===== Material supplied

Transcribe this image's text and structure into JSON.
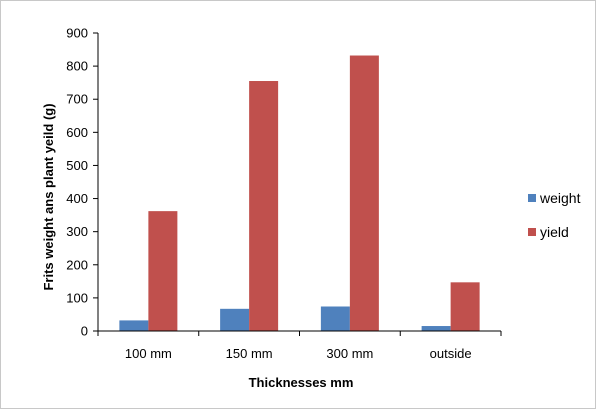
{
  "chart_data": {
    "type": "bar",
    "categories": [
      "100 mm",
      "150 mm",
      "300 mm",
      "outside"
    ],
    "series": [
      {
        "name": "weight",
        "color": "#4f81bd",
        "values": [
          32,
          67,
          74,
          15
        ]
      },
      {
        "name": "yield",
        "color": "#c0504d",
        "values": [
          362,
          755,
          832,
          147
        ]
      }
    ],
    "xlabel": "Thicknesses mm",
    "ylabel": "Frits weight ans plant yeild (g)",
    "ylim": [
      0,
      900
    ],
    "yticks": [
      0,
      100,
      200,
      300,
      400,
      500,
      600,
      700,
      800,
      900
    ],
    "grid": false,
    "legend_position": "right"
  }
}
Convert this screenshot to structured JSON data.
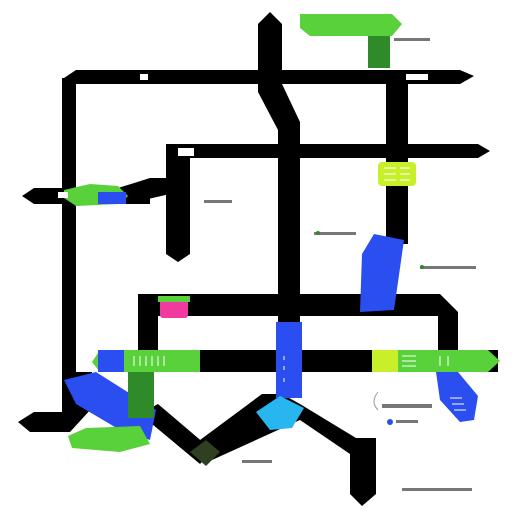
{
  "colors": {
    "road": "#000000",
    "green": "#58d13a",
    "green_dark": "#2f8a2a",
    "lime": "#c8f02a",
    "blue": "#2a4ef0",
    "cyan": "#27b6f0",
    "pink": "#f03aa0",
    "olive": "#2f3f22",
    "background": "#ffffff"
  },
  "icons": [
    "node-glyph-icon",
    "marker-dot-icon"
  ],
  "labels": [],
  "marks": [
    "glyph",
    "glyph",
    "glyph",
    "glyph",
    "glyph"
  ]
}
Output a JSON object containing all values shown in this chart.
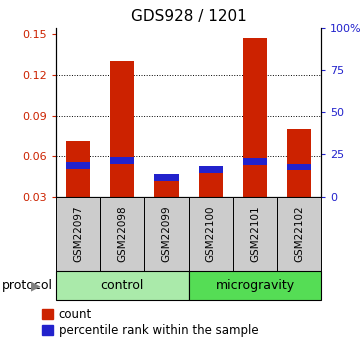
{
  "title": "GDS928 / 1201",
  "samples": [
    "GSM22097",
    "GSM22098",
    "GSM22099",
    "GSM22100",
    "GSM22101",
    "GSM22102"
  ],
  "count_values": [
    0.071,
    0.13,
    0.042,
    0.048,
    0.147,
    0.08
  ],
  "percentile_values": [
    0.053,
    0.057,
    0.044,
    0.05,
    0.056,
    0.052
  ],
  "groups": [
    {
      "label": "control",
      "indices": [
        0,
        1,
        2
      ],
      "color": "#aaeaaa"
    },
    {
      "label": "microgravity",
      "indices": [
        3,
        4,
        5
      ],
      "color": "#55dd55"
    }
  ],
  "bar_color_red": "#cc2200",
  "bar_color_blue": "#2222cc",
  "ylim_left": [
    0.03,
    0.155
  ],
  "yticks_left": [
    0.03,
    0.06,
    0.09,
    0.12,
    0.15
  ],
  "ylim_right": [
    0,
    100
  ],
  "yticks_right": [
    0,
    25,
    50,
    75,
    100
  ],
  "ytick_labels_right": [
    "0",
    "25",
    "50",
    "75",
    "100%"
  ],
  "ylabel_color_left": "#cc2200",
  "ylabel_color_right": "#2222cc",
  "sample_box_color": "#cccccc",
  "protocol_label": "protocol",
  "legend_count": "count",
  "legend_percentile": "percentile rank within the sample"
}
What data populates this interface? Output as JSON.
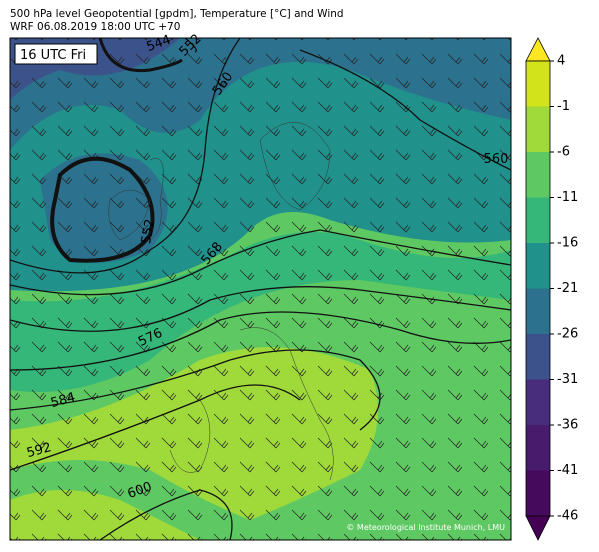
{
  "title": "500 hPa level Geopotential [gpdm], Temperature [°C] and Wind",
  "subtitle": "WRF 06.08.2019 18:00 UTC +70",
  "time_label": "16 UTC Fri",
  "contour_labels": [
    "544",
    "552",
    "560",
    "552",
    "568",
    "576",
    "584",
    "592",
    "600",
    "560"
  ],
  "colorbar": {
    "ticks": [
      4,
      -1,
      -6,
      -11,
      -16,
      -21,
      -26,
      -31,
      -36,
      -41,
      -46
    ],
    "colors": [
      "#d2e21b",
      "#9fda3a",
      "#5ec962",
      "#35b779",
      "#21918c",
      "#2c728e",
      "#3b528b",
      "#472d7b",
      "#481b6d",
      "#460a5d"
    ],
    "over_color": "#fde725",
    "under_color": "#440154"
  },
  "credit": "© Meteorological Institute Munich, LMU"
}
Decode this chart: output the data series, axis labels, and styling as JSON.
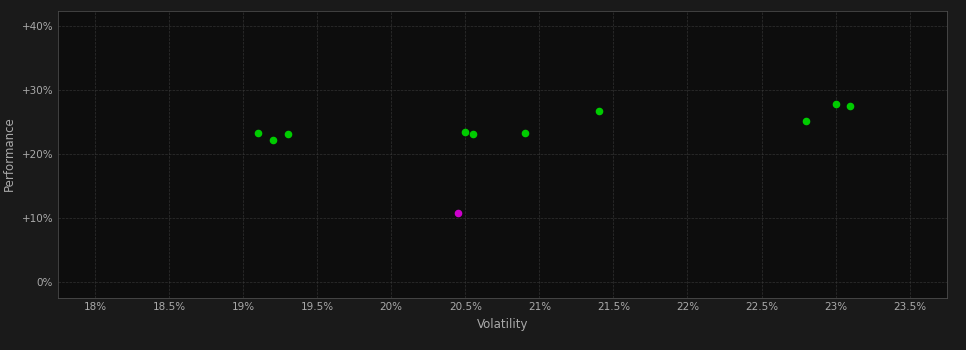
{
  "background_color": "#1a1a1a",
  "plot_bg_color": "#0d0d0d",
  "grid_color": "#3a3a3a",
  "axis_color": "#555555",
  "text_color": "#aaaaaa",
  "xlabel": "Volatility",
  "ylabel": "Performance",
  "xlim": [
    0.1775,
    0.2375
  ],
  "ylim": [
    -0.025,
    0.425
  ],
  "xticks": [
    0.18,
    0.185,
    0.19,
    0.195,
    0.2,
    0.205,
    0.21,
    0.215,
    0.22,
    0.225,
    0.23,
    0.235
  ],
  "yticks": [
    0.0,
    0.1,
    0.2,
    0.3,
    0.4
  ],
  "ytick_labels": [
    "0%",
    "+10%",
    "+20%",
    "+30%",
    "+40%"
  ],
  "xtick_labels": [
    "18%",
    "18.5%",
    "19%",
    "19.5%",
    "20%",
    "20.5%",
    "21%",
    "21.5%",
    "22%",
    "22.5%",
    "23%",
    "23.5%"
  ],
  "green_points": [
    [
      0.191,
      0.233
    ],
    [
      0.193,
      0.232
    ],
    [
      0.192,
      0.222
    ],
    [
      0.205,
      0.235
    ],
    [
      0.2055,
      0.232
    ],
    [
      0.209,
      0.233
    ],
    [
      0.214,
      0.268
    ],
    [
      0.228,
      0.252
    ],
    [
      0.23,
      0.278
    ],
    [
      0.231,
      0.275
    ]
  ],
  "magenta_points": [
    [
      0.2045,
      0.108
    ]
  ],
  "green_color": "#00cc00",
  "magenta_color": "#cc00cc",
  "marker_size": 20
}
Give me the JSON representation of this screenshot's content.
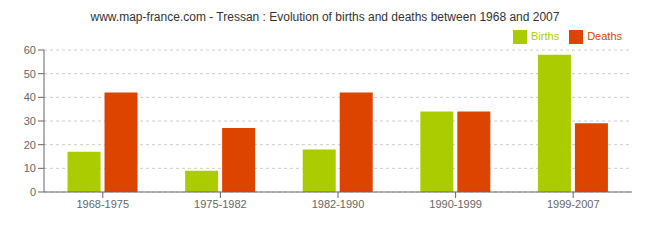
{
  "chart_data": {
    "type": "bar",
    "title": "www.map-france.com - Tressan : Evolution of births and deaths between 1968 and 2007",
    "categories": [
      "1968-1975",
      "1975-1982",
      "1982-1990",
      "1990-1999",
      "1999-2007"
    ],
    "series": [
      {
        "name": "Births",
        "color": "#aacc00",
        "values": [
          17,
          9,
          18,
          34,
          58
        ]
      },
      {
        "name": "Deaths",
        "color": "#dd4400",
        "values": [
          42,
          27,
          42,
          34,
          29
        ]
      }
    ],
    "ylim": [
      0,
      60
    ],
    "yticks": [
      0,
      10,
      20,
      30,
      40,
      50,
      60
    ],
    "grid": true,
    "legend": "upper right"
  }
}
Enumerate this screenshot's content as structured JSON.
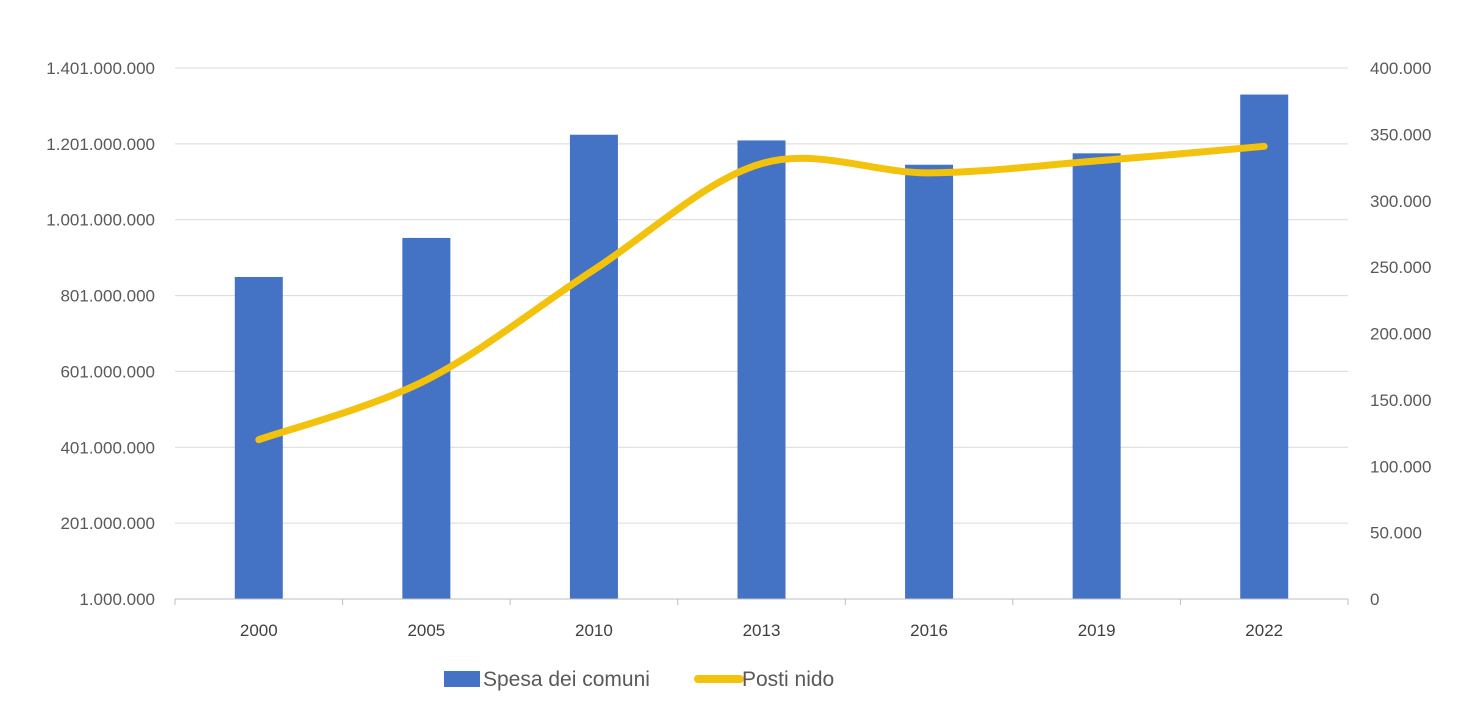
{
  "chart_data": {
    "type": "bar",
    "categories": [
      "2000",
      "2005",
      "2010",
      "2013",
      "2016",
      "2019",
      "2022"
    ],
    "series": [
      {
        "name": "Spesa dei comuni",
        "type": "bar",
        "axis": "left",
        "color": "#4472C4",
        "values": [
          850000000,
          953000000,
          1225000000,
          1210000000,
          1146000000,
          1176000000,
          1331000000
        ]
      },
      {
        "name": "Posti nido",
        "type": "line",
        "axis": "right",
        "color": "#F2C20D",
        "values": [
          120000,
          165000,
          248000,
          328000,
          321000,
          330000,
          341000
        ]
      }
    ],
    "ylim_left": [
      1000000,
      1401000000
    ],
    "yticks_left": [
      "1.000.000",
      "201.000.000",
      "401.000.000",
      "601.000.000",
      "801.000.000",
      "1.001.000.000",
      "1.201.000.000",
      "1.401.000.000"
    ],
    "ylim_right": [
      0,
      400000
    ],
    "yticks_right": [
      "0",
      "50.000",
      "100.000",
      "150.000",
      "200.000",
      "250.000",
      "300.000",
      "350.000",
      "400.000"
    ],
    "grid": true,
    "legend_position": "bottom"
  }
}
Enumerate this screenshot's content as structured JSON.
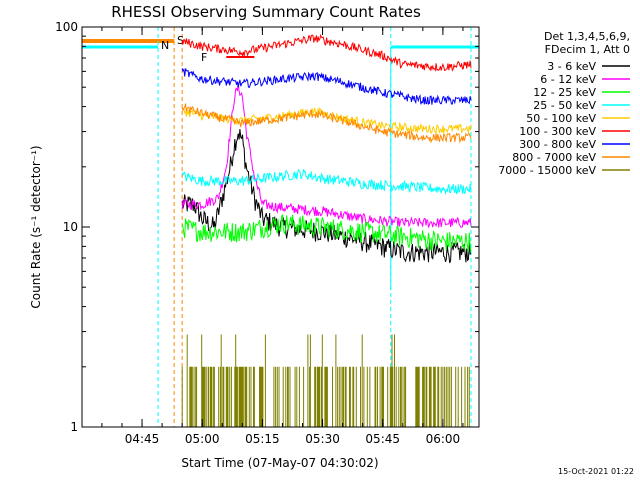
{
  "chart_data": {
    "type": "line",
    "title": "RHESSI Observing Summary Count Rates",
    "xlabel": "Start Time (07-May-07 04:30:02)",
    "ylabel": "Count Rate (s⁻¹ detector⁻¹)",
    "x_ticks": [
      "04:45",
      "05:00",
      "05:15",
      "05:30",
      "05:45",
      "06:00"
    ],
    "x_range": [
      "04:30:02",
      "06:09"
    ],
    "y_scale": "log",
    "ylim": [
      1,
      100
    ],
    "y_ticks": [
      "1",
      "10",
      "100"
    ],
    "grid": false,
    "legend_position": "right",
    "legend_header": [
      "Det 1,3,4,5,6,9,",
      "FDecim 1, Att 0"
    ],
    "timestamp": "15-Oct-2021 01:22",
    "flag_labels": {
      "saa": "S",
      "night": "N",
      "flare": "F"
    },
    "series": [
      {
        "name": "3 - 6 keV",
        "color": "#000000",
        "points": [
          [
            "04:55",
            13
          ],
          [
            "04:58",
            13
          ],
          [
            "05:00",
            11
          ],
          [
            "05:03",
            10
          ],
          [
            "05:05",
            14
          ],
          [
            "05:07",
            20
          ],
          [
            "05:08",
            26
          ],
          [
            "05:09",
            30
          ],
          [
            "05:10",
            27
          ],
          [
            "05:11",
            20
          ],
          [
            "05:13",
            14
          ],
          [
            "05:15",
            11
          ],
          [
            "05:20",
            10
          ],
          [
            "05:30",
            9.5
          ],
          [
            "05:40",
            8.5
          ],
          [
            "05:50",
            7.5
          ],
          [
            "06:00",
            7.5
          ],
          [
            "06:07",
            7.5
          ]
        ]
      },
      {
        "name": "6 - 12 keV",
        "color": "#ff00ff",
        "points": [
          [
            "04:55",
            13
          ],
          [
            "05:00",
            13
          ],
          [
            "05:04",
            14
          ],
          [
            "05:06",
            20
          ],
          [
            "05:07",
            30
          ],
          [
            "05:08",
            45
          ],
          [
            "05:09",
            50
          ],
          [
            "05:10",
            45
          ],
          [
            "05:11",
            30
          ],
          [
            "05:13",
            18
          ],
          [
            "05:15",
            13
          ],
          [
            "05:20",
            12.5
          ],
          [
            "05:30",
            12
          ],
          [
            "05:40",
            11
          ],
          [
            "05:50",
            10.5
          ],
          [
            "06:00",
            10.5
          ],
          [
            "06:07",
            10.5
          ]
        ]
      },
      {
        "name": "12 - 25 keV",
        "color": "#00ff00",
        "points": [
          [
            "04:55",
            10
          ],
          [
            "05:00",
            9.5
          ],
          [
            "05:10",
            9.5
          ],
          [
            "05:20",
            10.5
          ],
          [
            "05:30",
            10
          ],
          [
            "05:40",
            9.5
          ],
          [
            "05:50",
            9
          ],
          [
            "06:00",
            8.5
          ],
          [
            "06:07",
            8.5
          ]
        ]
      },
      {
        "name": "25 - 50 keV",
        "color": "#00ffff",
        "points": [
          [
            "04:55",
            18
          ],
          [
            "05:00",
            17
          ],
          [
            "05:10",
            17
          ],
          [
            "05:20",
            18
          ],
          [
            "05:25",
            18.5
          ],
          [
            "05:30",
            17.5
          ],
          [
            "05:40",
            16.5
          ],
          [
            "05:50",
            16
          ],
          [
            "06:00",
            15.5
          ],
          [
            "06:07",
            15.5
          ]
        ]
      },
      {
        "name": "50 - 100 keV",
        "color": "#ffcc00",
        "points": [
          [
            "04:55",
            38
          ],
          [
            "05:00",
            36
          ],
          [
            "05:10",
            34
          ],
          [
            "05:20",
            36
          ],
          [
            "05:28",
            38
          ],
          [
            "05:35",
            35
          ],
          [
            "05:45",
            32
          ],
          [
            "05:55",
            31
          ],
          [
            "06:07",
            31
          ]
        ]
      },
      {
        "name": "100 - 300 keV",
        "color": "#ff0000",
        "points": [
          [
            "04:55",
            85
          ],
          [
            "05:00",
            80
          ],
          [
            "05:10",
            75
          ],
          [
            "05:20",
            82
          ],
          [
            "05:28",
            88
          ],
          [
            "05:35",
            82
          ],
          [
            "05:45",
            72
          ],
          [
            "05:50",
            65
          ],
          [
            "06:00",
            63
          ],
          [
            "06:07",
            65
          ]
        ]
      },
      {
        "name": "300 - 800 keV",
        "color": "#0000ff",
        "points": [
          [
            "04:55",
            60
          ],
          [
            "05:00",
            55
          ],
          [
            "05:10",
            52
          ],
          [
            "05:20",
            55
          ],
          [
            "05:28",
            57
          ],
          [
            "05:35",
            53
          ],
          [
            "05:45",
            47
          ],
          [
            "05:55",
            43
          ],
          [
            "06:07",
            43
          ]
        ]
      },
      {
        "name": "800 - 7000 keV",
        "color": "#ff8800",
        "points": [
          [
            "04:55",
            40
          ],
          [
            "05:00",
            37
          ],
          [
            "05:10",
            33
          ],
          [
            "05:20",
            35
          ],
          [
            "05:28",
            37
          ],
          [
            "05:35",
            34
          ],
          [
            "05:45",
            30
          ],
          [
            "05:55",
            28
          ],
          [
            "06:07",
            28
          ]
        ]
      },
      {
        "name": "7000 - 15000 keV",
        "color": "#808000",
        "points": [
          [
            "04:55",
            1.4
          ],
          [
            "05:00",
            1.4
          ],
          [
            "05:10",
            1.35
          ],
          [
            "05:20",
            1.5
          ],
          [
            "05:30",
            1.4
          ],
          [
            "05:40",
            1.3
          ],
          [
            "05:50",
            1.35
          ],
          [
            "06:00",
            1.35
          ],
          [
            "06:07",
            1.35
          ]
        ]
      }
    ]
  }
}
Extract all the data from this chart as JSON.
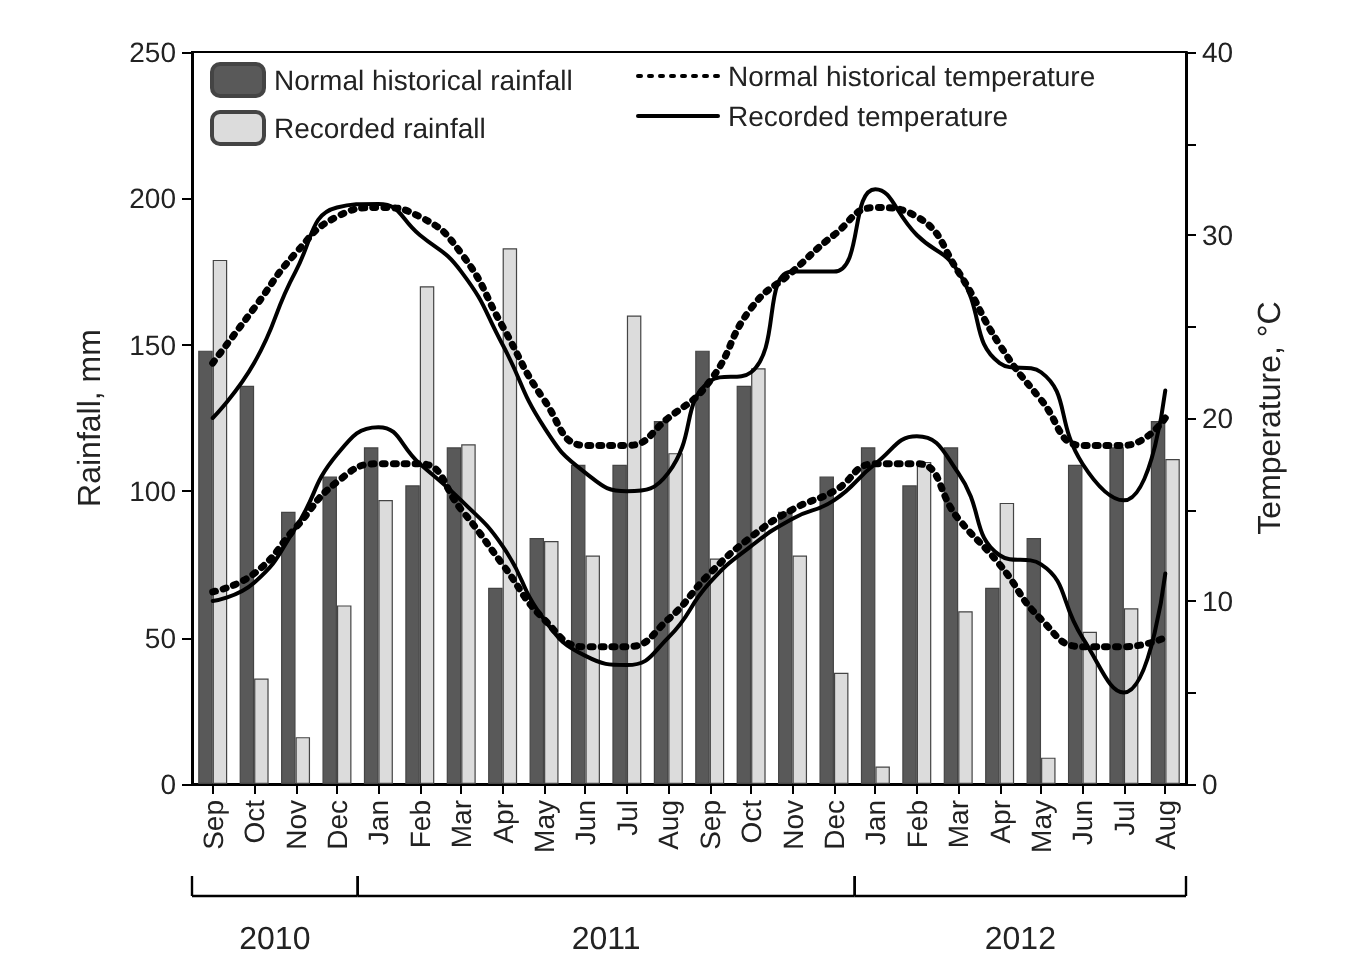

==========

- _Do this_
Copy all lines of the material above where the string "screenshot" occurs.

- _Task answer_
Convert this screenshot to structured JSON data.
Give me the JSON representation of this screenshot's content.
Enumerate this screenshot's content as structured JSON.
Enumerate this screenshot's content as structured JSON.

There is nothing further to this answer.